**WORK TO BE COMPLETED:** Your task is to print the material below exactly as presented.

== AVAILABLE RECORDS ==

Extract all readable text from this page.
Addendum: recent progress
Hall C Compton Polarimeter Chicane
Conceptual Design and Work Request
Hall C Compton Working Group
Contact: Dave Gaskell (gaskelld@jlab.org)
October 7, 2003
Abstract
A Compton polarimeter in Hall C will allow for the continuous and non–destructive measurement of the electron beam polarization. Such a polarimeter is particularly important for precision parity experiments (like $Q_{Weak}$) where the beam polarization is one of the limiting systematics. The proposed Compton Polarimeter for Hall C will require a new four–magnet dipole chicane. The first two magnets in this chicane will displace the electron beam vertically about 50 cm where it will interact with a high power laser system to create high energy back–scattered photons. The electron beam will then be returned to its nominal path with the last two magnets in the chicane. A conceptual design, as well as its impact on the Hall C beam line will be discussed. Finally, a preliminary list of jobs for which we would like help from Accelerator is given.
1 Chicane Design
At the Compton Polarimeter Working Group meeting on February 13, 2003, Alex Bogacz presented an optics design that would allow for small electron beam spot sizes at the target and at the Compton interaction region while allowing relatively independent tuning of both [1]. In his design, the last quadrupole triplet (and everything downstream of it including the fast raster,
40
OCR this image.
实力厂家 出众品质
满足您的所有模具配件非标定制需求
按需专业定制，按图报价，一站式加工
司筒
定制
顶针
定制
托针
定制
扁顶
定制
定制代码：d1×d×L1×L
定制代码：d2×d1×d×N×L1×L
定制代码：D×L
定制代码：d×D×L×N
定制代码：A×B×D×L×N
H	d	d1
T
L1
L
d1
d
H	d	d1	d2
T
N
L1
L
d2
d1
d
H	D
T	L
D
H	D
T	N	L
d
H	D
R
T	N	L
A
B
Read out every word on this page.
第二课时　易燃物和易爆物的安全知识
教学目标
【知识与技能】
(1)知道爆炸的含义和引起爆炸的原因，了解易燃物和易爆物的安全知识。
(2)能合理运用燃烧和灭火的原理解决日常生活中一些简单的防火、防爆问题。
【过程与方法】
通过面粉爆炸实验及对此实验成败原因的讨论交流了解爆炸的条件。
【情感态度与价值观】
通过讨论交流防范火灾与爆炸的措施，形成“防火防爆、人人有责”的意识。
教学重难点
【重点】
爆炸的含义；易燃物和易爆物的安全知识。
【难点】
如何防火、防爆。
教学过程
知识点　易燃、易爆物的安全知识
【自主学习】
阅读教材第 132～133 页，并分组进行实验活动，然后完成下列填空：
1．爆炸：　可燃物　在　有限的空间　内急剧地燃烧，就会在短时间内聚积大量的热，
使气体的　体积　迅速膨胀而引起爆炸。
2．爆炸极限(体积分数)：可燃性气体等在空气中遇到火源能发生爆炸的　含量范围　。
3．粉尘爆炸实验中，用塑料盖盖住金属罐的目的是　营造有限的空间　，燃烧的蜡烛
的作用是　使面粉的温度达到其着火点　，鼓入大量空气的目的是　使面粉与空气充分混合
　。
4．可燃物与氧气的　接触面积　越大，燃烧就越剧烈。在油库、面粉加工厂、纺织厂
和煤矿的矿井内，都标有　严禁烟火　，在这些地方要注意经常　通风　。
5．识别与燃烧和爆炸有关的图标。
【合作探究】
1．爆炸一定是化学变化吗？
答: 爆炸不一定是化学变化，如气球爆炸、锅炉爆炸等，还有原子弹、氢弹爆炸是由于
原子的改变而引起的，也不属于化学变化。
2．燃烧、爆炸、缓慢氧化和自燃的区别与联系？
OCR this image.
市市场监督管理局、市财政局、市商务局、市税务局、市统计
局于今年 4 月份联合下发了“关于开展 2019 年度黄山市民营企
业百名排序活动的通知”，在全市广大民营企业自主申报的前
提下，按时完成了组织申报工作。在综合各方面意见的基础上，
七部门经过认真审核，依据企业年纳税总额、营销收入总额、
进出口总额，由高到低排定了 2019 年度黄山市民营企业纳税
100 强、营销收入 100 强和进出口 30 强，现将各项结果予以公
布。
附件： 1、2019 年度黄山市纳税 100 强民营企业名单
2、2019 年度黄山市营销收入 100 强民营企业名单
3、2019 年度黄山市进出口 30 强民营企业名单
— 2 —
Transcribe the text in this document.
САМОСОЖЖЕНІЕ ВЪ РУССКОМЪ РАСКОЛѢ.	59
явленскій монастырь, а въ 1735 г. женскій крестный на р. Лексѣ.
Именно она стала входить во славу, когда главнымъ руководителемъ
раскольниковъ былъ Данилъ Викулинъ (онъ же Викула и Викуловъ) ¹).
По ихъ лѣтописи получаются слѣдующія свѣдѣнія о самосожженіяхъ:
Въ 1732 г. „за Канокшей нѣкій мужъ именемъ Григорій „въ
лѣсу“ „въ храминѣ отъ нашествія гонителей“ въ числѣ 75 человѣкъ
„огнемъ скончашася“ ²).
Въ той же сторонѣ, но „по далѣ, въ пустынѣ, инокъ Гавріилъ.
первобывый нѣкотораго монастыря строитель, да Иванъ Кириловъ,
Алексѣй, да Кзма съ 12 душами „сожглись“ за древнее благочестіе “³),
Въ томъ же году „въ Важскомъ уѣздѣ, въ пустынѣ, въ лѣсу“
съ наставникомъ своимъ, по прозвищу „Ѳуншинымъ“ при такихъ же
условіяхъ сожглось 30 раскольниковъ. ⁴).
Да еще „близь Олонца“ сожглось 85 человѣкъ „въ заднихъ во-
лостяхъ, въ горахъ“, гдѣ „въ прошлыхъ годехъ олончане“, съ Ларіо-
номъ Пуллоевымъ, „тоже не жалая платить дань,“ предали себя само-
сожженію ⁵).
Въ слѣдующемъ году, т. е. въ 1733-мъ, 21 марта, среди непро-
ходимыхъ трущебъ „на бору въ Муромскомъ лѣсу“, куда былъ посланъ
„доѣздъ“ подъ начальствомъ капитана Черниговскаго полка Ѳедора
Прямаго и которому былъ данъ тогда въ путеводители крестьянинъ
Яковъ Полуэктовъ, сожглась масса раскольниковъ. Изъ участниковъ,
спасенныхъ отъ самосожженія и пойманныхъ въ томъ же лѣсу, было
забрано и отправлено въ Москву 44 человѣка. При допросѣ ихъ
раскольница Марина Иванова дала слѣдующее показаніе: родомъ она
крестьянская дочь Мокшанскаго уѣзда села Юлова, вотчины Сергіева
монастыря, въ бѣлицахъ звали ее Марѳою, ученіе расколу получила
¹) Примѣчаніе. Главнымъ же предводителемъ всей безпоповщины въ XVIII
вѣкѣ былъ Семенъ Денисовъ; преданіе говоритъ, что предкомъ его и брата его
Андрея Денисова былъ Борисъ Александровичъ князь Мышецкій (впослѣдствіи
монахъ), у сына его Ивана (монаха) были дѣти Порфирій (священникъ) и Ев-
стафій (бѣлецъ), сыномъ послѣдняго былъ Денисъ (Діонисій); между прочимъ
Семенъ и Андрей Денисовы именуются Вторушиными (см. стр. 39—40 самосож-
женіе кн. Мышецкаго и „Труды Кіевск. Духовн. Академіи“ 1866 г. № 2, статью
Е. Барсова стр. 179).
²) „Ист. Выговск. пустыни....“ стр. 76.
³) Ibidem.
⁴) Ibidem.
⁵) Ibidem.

===

**ANSWER TO THE EXERCISE:**
Extract all readable text from this page.
Addendum: recent progress
Hall C Compton Polarimeter Chicane
Conceptual Design and Work Request
Hall C Compton Working Group
Contact: Dave Gaskell (gaskelld@jlab.org)
October 7, 2003
Abstract
A Compton polarimeter in Hall C will allow for the continuous and non–destructive measurement of the electron beam polarization. Such a polarimeter is particularly important for precision parity experiments (like $Q_{Weak}$) where the beam polarization is one of the limiting systematics. The proposed Compton Polarimeter for Hall C will require a new four–magnet dipole chicane. The first two magnets in this chicane will displace the electron beam vertically about 50 cm where it will interact with a high power laser system to create high energy back–scattered photons. The electron beam will then be returned to its nominal path with the last two magnets in the chicane. A conceptual design, as well as its impact on the Hall C beam line will be discussed. Finally, a preliminary list of jobs for which we would like help from Accelerator is given.
1 Chicane Design
At the Compton Polarimeter Working Group meeting on February 13, 2003, Alex Bogacz presented an optics design that would allow for small electron beam spot sizes at the target and at the Compton interaction region while allowing relatively independent tuning of both [1]. In his design, the last quadrupole triplet (and everything downstream of it including the fast raster,
40
OCR this image.
实力厂家 出众品质
满足您的所有模具配件非标定制需求
按需专业定制，按图报价，一站式加工
司筒
定制
顶针
定制
托针
定制
扁顶
定制
定制代码：d1×d×L1×L
定制代码：d2×d1×d×N×L1×L
定制代码：D×L
定制代码：d×D×L×N
定制代码：A×B×D×L×N
H	d	d1
T
L1
L
d1
d
H	d	d1	d2
T
N
L1
L
d2
d1
d
H	D
T	L
D
H	D
T	N	L
d
H	D
R
T	N	L
A
B
Read out every word on this page.
第二课时　易燃物和易爆物的安全知识
教学目标
【知识与技能】
(1)知道爆炸的含义和引起爆炸的原因，了解易燃物和易爆物的安全知识。
(2)能合理运用燃烧和灭火的原理解决日常生活中一些简单的防火、防爆问题。
【过程与方法】
通过面粉爆炸实验及对此实验成败原因的讨论交流了解爆炸的条件。
【情感态度与价值观】
通过讨论交流防范火灾与爆炸的措施，形成“防火防爆、人人有责”的意识。
教学重难点
【重点】
爆炸的含义；易燃物和易爆物的安全知识。
【难点】
如何防火、防爆。
教学过程
知识点　易燃、易爆物的安全知识
【自主学习】
阅读教材第 132～133 页，并分组进行实验活动，然后完成下列填空：
1．爆炸：　可燃物　在　有限的空间　内急剧地燃烧，就会在短时间内聚积大量的热，
使气体的　体积　迅速膨胀而引起爆炸。
2．爆炸极限(体积分数)：可燃性气体等在空气中遇到火源能发生爆炸的　含量范围　。
3．粉尘爆炸实验中，用塑料盖盖住金属罐的目的是　营造有限的空间　，燃烧的蜡烛
的作用是　使面粉的温度达到其着火点　，鼓入大量空气的目的是　使面粉与空气充分混合
　。
4．可燃物与氧气的　接触面积　越大，燃烧就越剧烈。在油库、面粉加工厂、纺织厂
和煤矿的矿井内，都标有　严禁烟火　，在这些地方要注意经常　通风　。
5．识别与燃烧和爆炸有关的图标。
【合作探究】
1．爆炸一定是化学变化吗？
答: 爆炸不一定是化学变化，如气球爆炸、锅炉爆炸等，还有原子弹、氢弹爆炸是由于
原子的改变而引起的，也不属于化学变化。
2．燃烧、爆炸、缓慢氧化和自燃的区别与联系？
OCR this image.
市市场监督管理局、市财政局、市商务局、市税务局、市统计
局于今年 4 月份联合下发了“关于开展 2019 年度黄山市民营企
业百名排序活动的通知”，在全市广大民营企业自主申报的前
提下，按时完成了组织申报工作。在综合各方面意见的基础上，
七部门经过认真审核，依据企业年纳税总额、营销收入总额、
进出口总额，由高到低排定了 2019 年度黄山市民营企业纳税
100 强、营销收入 100 强和进出口 30 强，现将各项结果予以公
布。
附件： 1、2019 年度黄山市纳税 100 强民营企业名单
2、2019 年度黄山市营销收入 100 强民营企业名单
3、2019 年度黄山市进出口 30 强民营企业名单
— 2 —
Transcribe the text in this document.
САМОСОЖЖЕНІЕ ВЪ РУССКОМЪ РАСКОЛѢ.	59
явленскій монастырь, а въ 1735 г. женскій крестный на р. Лексѣ.
Именно она стала входить во славу, когда главнымъ руководителемъ
раскольниковъ былъ Данилъ Викулинъ (онъ же Викула и Викуловъ) ¹).
По ихъ лѣтописи получаются слѣдующія свѣдѣнія о самосожженіяхъ:
Въ 1732 г. „за Канокшей нѣкій мужъ именемъ Григорій „въ
лѣсу“ „въ храминѣ отъ нашествія гонителей“ въ числѣ 75 человѣкъ
„огнемъ скончашася“ ²).
Въ той же сторонѣ, но „по далѣ, въ пустынѣ, инокъ Гавріилъ.
первобывый нѣкотораго монастыря строитель, да Иванъ Кириловъ,
Алексѣй, да Кзма съ 12 душами „сожглись“ за древнее благочестіе “³),
Въ томъ же году „въ Важскомъ уѣздѣ, въ пустынѣ, въ лѣсу“
съ наставникомъ своимъ, по прозвищу „Ѳуншинымъ“ при такихъ же
условіяхъ сожглось 30 раскольниковъ. ⁴).
Да еще „близь Олонца“ сожглось 85 человѣкъ „въ заднихъ во-
лостяхъ, въ горахъ“, гдѣ „въ прошлыхъ годехъ олончане“, съ Ларіо-
номъ Пуллоевымъ, „тоже не жалая платить дань,“ предали себя само-
сожженію ⁵).
Въ слѣдующемъ году, т. е. въ 1733-мъ, 21 марта, среди непро-
ходимыхъ трущебъ „на бору въ Муромскомъ лѣсу“, куда былъ посланъ
„доѣздъ“ подъ начальствомъ капитана Черниговскаго полка Ѳедора
Прямаго и которому былъ данъ тогда въ путеводители крестьянинъ
Яковъ Полуэктовъ, сожглась масса раскольниковъ. Изъ участниковъ,
спасенныхъ отъ самосожженія и пойманныхъ въ томъ же лѣсу, было
забрано и отправлено въ Москву 44 человѣка. При допросѣ ихъ
раскольница Марина Иванова дала слѣдующее показаніе: родомъ она
крестьянская дочь Мокшанскаго уѣзда села Юлова, вотчины Сергіева
монастыря, въ бѣлицахъ звали ее Марѳою, ученіе расколу получила
¹) Примѣчаніе. Главнымъ же предводителемъ всей безпоповщины въ XVIII
вѣкѣ былъ Семенъ Денисовъ; преданіе говоритъ, что предкомъ его и брата его
Андрея Денисова былъ Борисъ Александровичъ князь Мышецкій (впослѣдствіи
монахъ), у сына его Ивана (монаха) были дѣти Порфирій (священникъ) и Ев-
стафій (бѣлецъ), сыномъ послѣдняго былъ Денисъ (Діонисій); между прочимъ
Семенъ и Андрей Денисовы именуются Вторушиными (см. стр. 39—40 самосож-
женіе кн. Мышецкаго и „Труды Кіевск. Духовн. Академіи“ 1866 г. № 2, статью
Е. Барсова стр. 179).
²) „Ист. Выговск. пустыни....“ стр. 76.
³) Ibidem.
⁴) Ibidem.
⁵) Ibidem.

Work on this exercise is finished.